Material for the task.
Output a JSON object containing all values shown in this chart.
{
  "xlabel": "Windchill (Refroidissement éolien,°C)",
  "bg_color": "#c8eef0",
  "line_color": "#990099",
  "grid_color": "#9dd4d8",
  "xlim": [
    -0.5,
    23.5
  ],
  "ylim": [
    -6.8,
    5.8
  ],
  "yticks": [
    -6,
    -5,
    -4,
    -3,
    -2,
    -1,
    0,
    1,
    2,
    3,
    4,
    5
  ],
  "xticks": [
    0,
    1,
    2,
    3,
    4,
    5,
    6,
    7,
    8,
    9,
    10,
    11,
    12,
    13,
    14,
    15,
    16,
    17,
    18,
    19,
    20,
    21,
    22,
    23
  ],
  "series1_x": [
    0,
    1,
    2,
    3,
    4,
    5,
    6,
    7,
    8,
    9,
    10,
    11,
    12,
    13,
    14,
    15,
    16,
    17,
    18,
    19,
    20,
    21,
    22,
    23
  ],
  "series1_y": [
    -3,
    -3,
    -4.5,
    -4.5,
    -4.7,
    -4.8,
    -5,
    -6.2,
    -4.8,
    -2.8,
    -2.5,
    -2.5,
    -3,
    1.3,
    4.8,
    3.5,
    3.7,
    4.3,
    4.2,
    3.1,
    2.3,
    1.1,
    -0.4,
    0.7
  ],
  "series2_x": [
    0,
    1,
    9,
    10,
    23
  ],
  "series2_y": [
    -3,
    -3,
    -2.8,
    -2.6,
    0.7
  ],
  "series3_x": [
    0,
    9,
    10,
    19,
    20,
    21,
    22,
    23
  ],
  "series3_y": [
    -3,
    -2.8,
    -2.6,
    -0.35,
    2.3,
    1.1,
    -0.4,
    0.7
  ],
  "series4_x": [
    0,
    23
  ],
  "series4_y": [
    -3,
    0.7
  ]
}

...

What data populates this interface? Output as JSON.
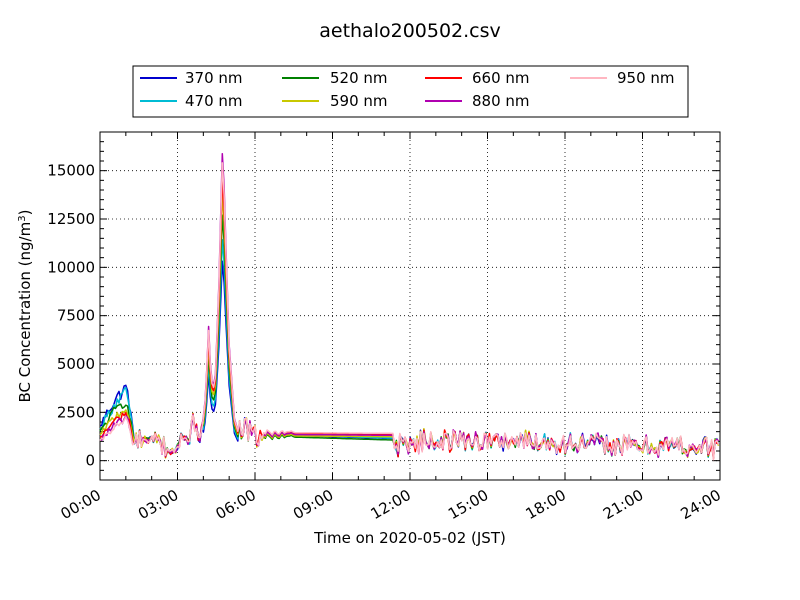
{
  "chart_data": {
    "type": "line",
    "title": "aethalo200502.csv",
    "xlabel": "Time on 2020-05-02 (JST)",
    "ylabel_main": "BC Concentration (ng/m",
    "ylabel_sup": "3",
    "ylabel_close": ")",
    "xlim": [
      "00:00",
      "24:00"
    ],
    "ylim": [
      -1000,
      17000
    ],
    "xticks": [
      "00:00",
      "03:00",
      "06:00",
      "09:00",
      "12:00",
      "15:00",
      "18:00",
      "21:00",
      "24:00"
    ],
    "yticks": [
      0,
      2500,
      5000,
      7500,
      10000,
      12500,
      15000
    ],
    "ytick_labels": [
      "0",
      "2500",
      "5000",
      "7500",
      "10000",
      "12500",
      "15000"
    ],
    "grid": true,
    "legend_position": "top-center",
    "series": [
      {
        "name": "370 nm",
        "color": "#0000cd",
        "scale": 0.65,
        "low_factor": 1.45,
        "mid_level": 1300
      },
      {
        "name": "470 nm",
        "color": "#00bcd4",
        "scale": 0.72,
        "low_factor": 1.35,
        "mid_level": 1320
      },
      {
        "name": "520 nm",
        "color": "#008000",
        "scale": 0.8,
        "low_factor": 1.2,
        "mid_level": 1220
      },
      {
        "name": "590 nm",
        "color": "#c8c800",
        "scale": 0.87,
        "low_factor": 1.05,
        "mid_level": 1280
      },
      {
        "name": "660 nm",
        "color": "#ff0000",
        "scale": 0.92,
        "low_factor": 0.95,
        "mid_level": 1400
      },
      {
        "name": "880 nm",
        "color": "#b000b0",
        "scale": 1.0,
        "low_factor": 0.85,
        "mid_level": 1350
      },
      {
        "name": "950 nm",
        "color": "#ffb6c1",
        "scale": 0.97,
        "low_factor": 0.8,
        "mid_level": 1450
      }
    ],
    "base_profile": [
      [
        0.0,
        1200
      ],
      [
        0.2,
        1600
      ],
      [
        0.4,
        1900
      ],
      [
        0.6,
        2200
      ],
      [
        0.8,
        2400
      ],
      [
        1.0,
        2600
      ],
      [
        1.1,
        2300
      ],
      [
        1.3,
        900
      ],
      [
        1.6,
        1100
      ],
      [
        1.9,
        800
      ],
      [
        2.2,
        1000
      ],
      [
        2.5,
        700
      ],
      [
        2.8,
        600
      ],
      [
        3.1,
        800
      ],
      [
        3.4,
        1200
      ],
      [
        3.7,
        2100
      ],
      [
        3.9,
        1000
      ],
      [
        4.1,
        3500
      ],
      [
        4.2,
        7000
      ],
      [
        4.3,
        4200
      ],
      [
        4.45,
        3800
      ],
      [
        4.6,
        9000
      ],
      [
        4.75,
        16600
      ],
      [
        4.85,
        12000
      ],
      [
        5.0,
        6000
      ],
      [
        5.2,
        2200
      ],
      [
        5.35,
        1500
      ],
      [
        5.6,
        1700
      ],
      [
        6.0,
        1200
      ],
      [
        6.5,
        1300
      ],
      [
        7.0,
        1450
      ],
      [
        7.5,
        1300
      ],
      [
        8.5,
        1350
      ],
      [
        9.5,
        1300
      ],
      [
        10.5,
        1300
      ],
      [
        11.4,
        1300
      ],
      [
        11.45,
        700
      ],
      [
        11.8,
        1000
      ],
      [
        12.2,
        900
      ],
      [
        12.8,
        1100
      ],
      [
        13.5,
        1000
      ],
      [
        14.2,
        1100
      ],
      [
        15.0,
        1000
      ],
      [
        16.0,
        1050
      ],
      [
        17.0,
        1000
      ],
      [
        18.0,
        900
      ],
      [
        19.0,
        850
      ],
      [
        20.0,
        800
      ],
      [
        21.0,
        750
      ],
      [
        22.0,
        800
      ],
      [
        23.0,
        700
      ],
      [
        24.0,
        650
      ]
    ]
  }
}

Problem statement.
Copy every line of the records above that holds the word "this".

The completed task.
Output a JSON object containing all values shown in this chart.
What data populates this interface? Output as JSON.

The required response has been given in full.